■ Directions
Display every line of the records that contains the word "elements".

Element and region listings:
┏━━

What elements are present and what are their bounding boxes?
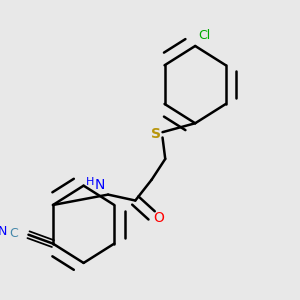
- Text: N: N: [95, 178, 105, 192]
- Text: S: S: [151, 127, 161, 141]
- Text: H: H: [86, 177, 94, 187]
- Text: N: N: [0, 225, 7, 238]
- Text: Cl: Cl: [198, 28, 210, 41]
- Text: C: C: [9, 227, 18, 240]
- Text: O: O: [153, 212, 164, 225]
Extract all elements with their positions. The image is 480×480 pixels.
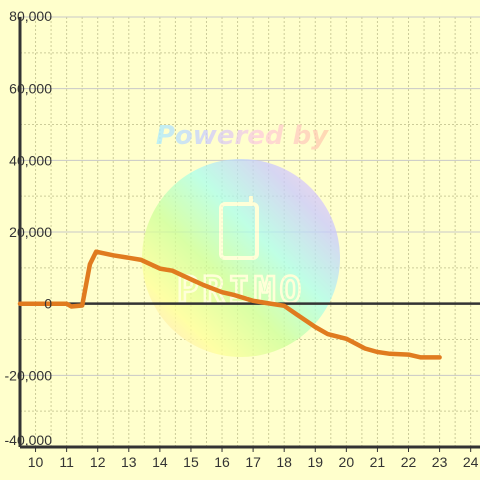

┗━━

■ Final result
What elements are present and what are their bounding boxes?
Extract all elements with their positions. The image is 480×480 pixels.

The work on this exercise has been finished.